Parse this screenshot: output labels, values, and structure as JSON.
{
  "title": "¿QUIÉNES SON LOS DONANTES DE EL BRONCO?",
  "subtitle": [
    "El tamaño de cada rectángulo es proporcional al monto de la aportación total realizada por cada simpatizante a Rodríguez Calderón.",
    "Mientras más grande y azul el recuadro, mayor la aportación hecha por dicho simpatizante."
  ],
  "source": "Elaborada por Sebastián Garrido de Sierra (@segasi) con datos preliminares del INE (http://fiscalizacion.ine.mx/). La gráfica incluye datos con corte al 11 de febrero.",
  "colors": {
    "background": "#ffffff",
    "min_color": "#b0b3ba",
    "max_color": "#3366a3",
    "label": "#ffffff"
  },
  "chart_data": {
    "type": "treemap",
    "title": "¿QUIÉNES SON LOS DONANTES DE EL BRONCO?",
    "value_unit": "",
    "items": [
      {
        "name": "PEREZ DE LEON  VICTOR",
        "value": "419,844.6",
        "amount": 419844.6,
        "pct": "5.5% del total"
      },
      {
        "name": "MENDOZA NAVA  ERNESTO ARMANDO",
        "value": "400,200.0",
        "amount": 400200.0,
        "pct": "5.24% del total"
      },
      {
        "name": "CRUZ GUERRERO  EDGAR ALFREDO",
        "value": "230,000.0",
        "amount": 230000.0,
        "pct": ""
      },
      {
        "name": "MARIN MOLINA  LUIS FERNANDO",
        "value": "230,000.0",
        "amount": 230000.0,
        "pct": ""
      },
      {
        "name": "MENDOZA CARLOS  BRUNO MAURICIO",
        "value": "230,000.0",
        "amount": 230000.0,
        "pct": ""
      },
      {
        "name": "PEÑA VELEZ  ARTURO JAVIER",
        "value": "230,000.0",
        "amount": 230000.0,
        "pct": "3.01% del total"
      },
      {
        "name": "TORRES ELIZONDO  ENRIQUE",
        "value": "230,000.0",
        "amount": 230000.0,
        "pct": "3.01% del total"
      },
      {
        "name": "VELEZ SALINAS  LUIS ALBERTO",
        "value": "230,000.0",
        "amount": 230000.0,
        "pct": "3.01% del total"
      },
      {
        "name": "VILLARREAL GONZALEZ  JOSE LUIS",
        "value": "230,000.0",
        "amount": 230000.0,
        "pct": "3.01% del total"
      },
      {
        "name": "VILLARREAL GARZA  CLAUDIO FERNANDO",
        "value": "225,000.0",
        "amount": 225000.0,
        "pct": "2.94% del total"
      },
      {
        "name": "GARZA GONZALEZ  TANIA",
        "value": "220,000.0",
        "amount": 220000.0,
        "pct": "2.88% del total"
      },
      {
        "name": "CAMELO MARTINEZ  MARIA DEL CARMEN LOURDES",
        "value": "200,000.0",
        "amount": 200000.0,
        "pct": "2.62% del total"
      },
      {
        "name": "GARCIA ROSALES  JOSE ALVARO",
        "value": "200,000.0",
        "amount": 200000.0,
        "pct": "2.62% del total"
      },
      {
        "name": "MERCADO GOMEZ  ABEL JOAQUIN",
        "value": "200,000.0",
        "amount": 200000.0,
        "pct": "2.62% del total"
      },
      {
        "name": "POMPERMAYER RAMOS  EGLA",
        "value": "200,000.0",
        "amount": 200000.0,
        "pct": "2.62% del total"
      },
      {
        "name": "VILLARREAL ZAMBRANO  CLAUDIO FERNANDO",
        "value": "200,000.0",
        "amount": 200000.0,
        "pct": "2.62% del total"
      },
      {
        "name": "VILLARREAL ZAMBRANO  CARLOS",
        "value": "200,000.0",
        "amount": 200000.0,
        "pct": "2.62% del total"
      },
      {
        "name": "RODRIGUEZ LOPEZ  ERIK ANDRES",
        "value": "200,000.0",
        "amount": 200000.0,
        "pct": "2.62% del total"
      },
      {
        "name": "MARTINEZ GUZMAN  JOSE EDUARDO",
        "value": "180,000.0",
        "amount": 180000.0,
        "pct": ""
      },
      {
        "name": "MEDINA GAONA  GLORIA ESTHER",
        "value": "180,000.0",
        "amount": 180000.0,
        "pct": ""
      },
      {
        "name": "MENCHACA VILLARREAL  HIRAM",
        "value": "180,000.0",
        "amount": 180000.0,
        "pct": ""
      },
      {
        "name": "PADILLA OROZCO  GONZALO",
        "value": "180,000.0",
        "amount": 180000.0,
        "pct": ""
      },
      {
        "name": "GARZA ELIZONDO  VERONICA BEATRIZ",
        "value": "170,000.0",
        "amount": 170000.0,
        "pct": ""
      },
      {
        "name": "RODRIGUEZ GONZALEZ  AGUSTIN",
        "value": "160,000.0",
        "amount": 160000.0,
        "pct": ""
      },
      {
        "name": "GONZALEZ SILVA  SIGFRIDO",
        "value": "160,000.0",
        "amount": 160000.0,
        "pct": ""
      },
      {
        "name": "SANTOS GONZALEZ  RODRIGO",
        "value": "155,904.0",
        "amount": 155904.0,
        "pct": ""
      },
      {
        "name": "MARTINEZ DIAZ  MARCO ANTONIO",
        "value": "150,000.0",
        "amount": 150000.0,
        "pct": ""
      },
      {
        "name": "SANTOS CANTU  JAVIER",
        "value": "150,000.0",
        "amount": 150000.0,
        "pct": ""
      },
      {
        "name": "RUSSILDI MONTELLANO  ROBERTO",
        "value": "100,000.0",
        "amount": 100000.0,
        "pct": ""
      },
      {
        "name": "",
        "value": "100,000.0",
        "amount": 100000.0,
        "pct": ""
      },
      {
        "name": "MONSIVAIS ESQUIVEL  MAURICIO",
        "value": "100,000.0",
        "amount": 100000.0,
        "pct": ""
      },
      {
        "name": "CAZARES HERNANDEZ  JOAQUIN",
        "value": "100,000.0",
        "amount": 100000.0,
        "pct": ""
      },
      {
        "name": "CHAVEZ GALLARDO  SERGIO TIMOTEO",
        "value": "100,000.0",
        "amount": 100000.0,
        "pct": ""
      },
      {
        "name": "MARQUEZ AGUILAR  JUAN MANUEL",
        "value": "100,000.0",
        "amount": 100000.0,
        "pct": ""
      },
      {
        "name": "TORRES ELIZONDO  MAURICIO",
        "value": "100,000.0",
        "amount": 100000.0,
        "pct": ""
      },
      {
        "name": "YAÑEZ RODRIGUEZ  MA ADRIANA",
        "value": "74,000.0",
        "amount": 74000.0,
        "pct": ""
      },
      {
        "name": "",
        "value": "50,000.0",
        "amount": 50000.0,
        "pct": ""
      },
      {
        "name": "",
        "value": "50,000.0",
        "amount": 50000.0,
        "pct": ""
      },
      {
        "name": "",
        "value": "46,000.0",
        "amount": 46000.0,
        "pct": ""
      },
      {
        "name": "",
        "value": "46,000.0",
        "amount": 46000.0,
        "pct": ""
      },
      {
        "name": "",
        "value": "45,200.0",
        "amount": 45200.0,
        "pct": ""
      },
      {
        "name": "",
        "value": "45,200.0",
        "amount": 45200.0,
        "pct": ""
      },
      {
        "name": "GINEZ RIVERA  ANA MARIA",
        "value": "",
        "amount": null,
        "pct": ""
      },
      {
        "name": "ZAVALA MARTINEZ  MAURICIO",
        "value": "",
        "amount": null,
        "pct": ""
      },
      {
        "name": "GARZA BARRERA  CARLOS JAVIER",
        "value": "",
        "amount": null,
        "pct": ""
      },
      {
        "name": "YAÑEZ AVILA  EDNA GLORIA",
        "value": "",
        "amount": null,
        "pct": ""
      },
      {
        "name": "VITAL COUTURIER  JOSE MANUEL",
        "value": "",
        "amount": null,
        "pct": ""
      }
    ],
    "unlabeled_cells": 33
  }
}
+---+
§ Exercise brief
Copy the data above in full, character for character.

§ The reply
Parse this screenshot: output labels, values, and structure as JSON.
{
  "title": "¿QUIÉNES SON LOS DONANTES DE EL BRONCO?",
  "subtitle": [
    "El tamaño de cada rectángulo es proporcional al monto de la aportación total realizada por cada simpatizante a Rodríguez Calderón.",
    "Mientras más grande y azul el recuadro, mayor la aportación hecha por dicho simpatizante."
  ],
  "source": "Elaborada por Sebastián Garrido de Sierra (@segasi) con datos preliminares del INE (http://fiscalizacion.ine.mx/). La gráfica incluye datos con corte al 11 de febrero.",
  "colors": {
    "background": "#ffffff",
    "min_color": "#b0b3ba",
    "max_color": "#3366a3",
    "label": "#ffffff"
  },
  "chart_data": {
    "type": "treemap",
    "title": "¿QUIÉNES SON LOS DONANTES DE EL BRONCO?",
    "value_unit": "",
    "items": [
      {
        "name": "PEREZ DE LEON  VICTOR",
        "value": "419,844.6",
        "amount": 419844.6,
        "pct": "5.5% del total"
      },
      {
        "name": "MENDOZA NAVA  ERNESTO ARMANDO",
        "value": "400,200.0",
        "amount": 400200.0,
        "pct": "5.24% del total"
      },
      {
        "name": "CRUZ GUERRERO  EDGAR ALFREDO",
        "value": "230,000.0",
        "amount": 230000.0,
        "pct": ""
      },
      {
        "name": "MARIN MOLINA  LUIS FERNANDO",
        "value": "230,000.0",
        "amount": 230000.0,
        "pct": ""
      },
      {
        "name": "MENDOZA CARLOS  BRUNO MAURICIO",
        "value": "230,000.0",
        "amount": 230000.0,
        "pct": ""
      },
      {
        "name": "PEÑA VELEZ  ARTURO JAVIER",
        "value": "230,000.0",
        "amount": 230000.0,
        "pct": "3.01% del total"
      },
      {
        "name": "TORRES ELIZONDO  ENRIQUE",
        "value": "230,000.0",
        "amount": 230000.0,
        "pct": "3.01% del total"
      },
      {
        "name": "VELEZ SALINAS  LUIS ALBERTO",
        "value": "230,000.0",
        "amount": 230000.0,
        "pct": "3.01% del total"
      },
      {
        "name": "VILLARREAL GONZALEZ  JOSE LUIS",
        "value": "230,000.0",
        "amount": 230000.0,
        "pct": "3.01% del total"
      },
      {
        "name": "VILLARREAL GARZA  CLAUDIO FERNANDO",
        "value": "225,000.0",
        "amount": 225000.0,
        "pct": "2.94% del total"
      },
      {
        "name": "GARZA GONZALEZ  TANIA",
        "value": "220,000.0",
        "amount": 220000.0,
        "pct": "2.88% del total"
      },
      {
        "name": "CAMELO MARTINEZ  MARIA DEL CARMEN LOURDES",
        "value": "200,000.0",
        "amount": 200000.0,
        "pct": "2.62% del total"
      },
      {
        "name": "GARCIA ROSALES  JOSE ALVARO",
        "value": "200,000.0",
        "amount": 200000.0,
        "pct": "2.62% del total"
      },
      {
        "name": "MERCADO GOMEZ  ABEL JOAQUIN",
        "value": "200,000.0",
        "amount": 200000.0,
        "pct": "2.62% del total"
      },
      {
        "name": "POMPERMAYER RAMOS  EGLA",
        "value": "200,000.0",
        "amount": 200000.0,
        "pct": "2.62% del total"
      },
      {
        "name": "VILLARREAL ZAMBRANO  CLAUDIO FERNANDO",
        "value": "200,000.0",
        "amount": 200000.0,
        "pct": "2.62% del total"
      },
      {
        "name": "VILLARREAL ZAMBRANO  CARLOS",
        "value": "200,000.0",
        "amount": 200000.0,
        "pct": "2.62% del total"
      },
      {
        "name": "RODRIGUEZ LOPEZ  ERIK ANDRES",
        "value": "200,000.0",
        "amount": 200000.0,
        "pct": "2.62% del total"
      },
      {
        "name": "MARTINEZ GUZMAN  JOSE EDUARDO",
        "value": "180,000.0",
        "amount": 180000.0,
        "pct": ""
      },
      {
        "name": "MEDINA GAONA  GLORIA ESTHER",
        "value": "180,000.0",
        "amount": 180000.0,
        "pct": ""
      },
      {
        "name": "MENCHACA VILLARREAL  HIRAM",
        "value": "180,000.0",
        "amount": 180000.0,
        "pct": ""
      },
      {
        "name": "PADILLA OROZCO  GONZALO",
        "value": "180,000.0",
        "amount": 180000.0,
        "pct": ""
      },
      {
        "name": "GARZA ELIZONDO  VERONICA BEATRIZ",
        "value": "170,000.0",
        "amount": 170000.0,
        "pct": ""
      },
      {
        "name": "RODRIGUEZ GONZALEZ  AGUSTIN",
        "value": "160,000.0",
        "amount": 160000.0,
        "pct": ""
      },
      {
        "name": "GONZALEZ SILVA  SIGFRIDO",
        "value": "160,000.0",
        "amount": 160000.0,
        "pct": ""
      },
      {
        "name": "SANTOS GONZALEZ  RODRIGO",
        "value": "155,904.0",
        "amount": 155904.0,
        "pct": ""
      },
      {
        "name": "MARTINEZ DIAZ  MARCO ANTONIO",
        "value": "150,000.0",
        "amount": 150000.0,
        "pct": ""
      },
      {
        "name": "SANTOS CANTU  JAVIER",
        "value": "150,000.0",
        "amount": 150000.0,
        "pct": ""
      },
      {
        "name": "RUSSILDI MONTELLANO  ROBERTO",
        "value": "100,000.0",
        "amount": 100000.0,
        "pct": ""
      },
      {
        "name": "",
        "value": "100,000.0",
        "amount": 100000.0,
        "pct": ""
      },
      {
        "name": "MONSIVAIS ESQUIVEL  MAURICIO",
        "value": "100,000.0",
        "amount": 100000.0,
        "pct": ""
      },
      {
        "name": "CAZARES HERNANDEZ  JOAQUIN",
        "value": "100,000.0",
        "amount": 100000.0,
        "pct": ""
      },
      {
        "name": "CHAVEZ GALLARDO  SERGIO TIMOTEO",
        "value": "100,000.0",
        "amount": 100000.0,
        "pct": ""
      },
      {
        "name": "MARQUEZ AGUILAR  JUAN MANUEL",
        "value": "100,000.0",
        "amount": 100000.0,
        "pct": ""
      },
      {
        "name": "TORRES ELIZONDO  MAURICIO",
        "value": "100,000.0",
        "amount": 100000.0,
        "pct": ""
      },
      {
        "name": "YAÑEZ RODRIGUEZ  MA ADRIANA",
        "value": "74,000.0",
        "amount": 74000.0,
        "pct": ""
      },
      {
        "name": "",
        "value": "50,000.0",
        "amount": 50000.0,
        "pct": ""
      },
      {
        "name": "",
        "value": "50,000.0",
        "amount": 50000.0,
        "pct": ""
      },
      {
        "name": "",
        "value": "46,000.0",
        "amount": 46000.0,
        "pct": ""
      },
      {
        "name": "",
        "value": "46,000.0",
        "amount": 46000.0,
        "pct": ""
      },
      {
        "name": "",
        "value": "45,200.0",
        "amount": 45200.0,
        "pct": ""
      },
      {
        "name": "",
        "value": "45,200.0",
        "amount": 45200.0,
        "pct": ""
      },
      {
        "name": "GINEZ RIVERA  ANA MARIA",
        "value": "",
        "amount": null,
        "pct": ""
      },
      {
        "name": "ZAVALA MARTINEZ  MAURICIO",
        "value": "",
        "amount": null,
        "pct": ""
      },
      {
        "name": "GARZA BARRERA  CARLOS JAVIER",
        "value": "",
        "amount": null,
        "pct": ""
      },
      {
        "name": "YAÑEZ AVILA  EDNA GLORIA",
        "value": "",
        "amount": null,
        "pct": ""
      },
      {
        "name": "VITAL COUTURIER  JOSE MANUEL",
        "value": "",
        "amount": null,
        "pct": ""
      }
    ],
    "unlabeled_cells": 33
  }
}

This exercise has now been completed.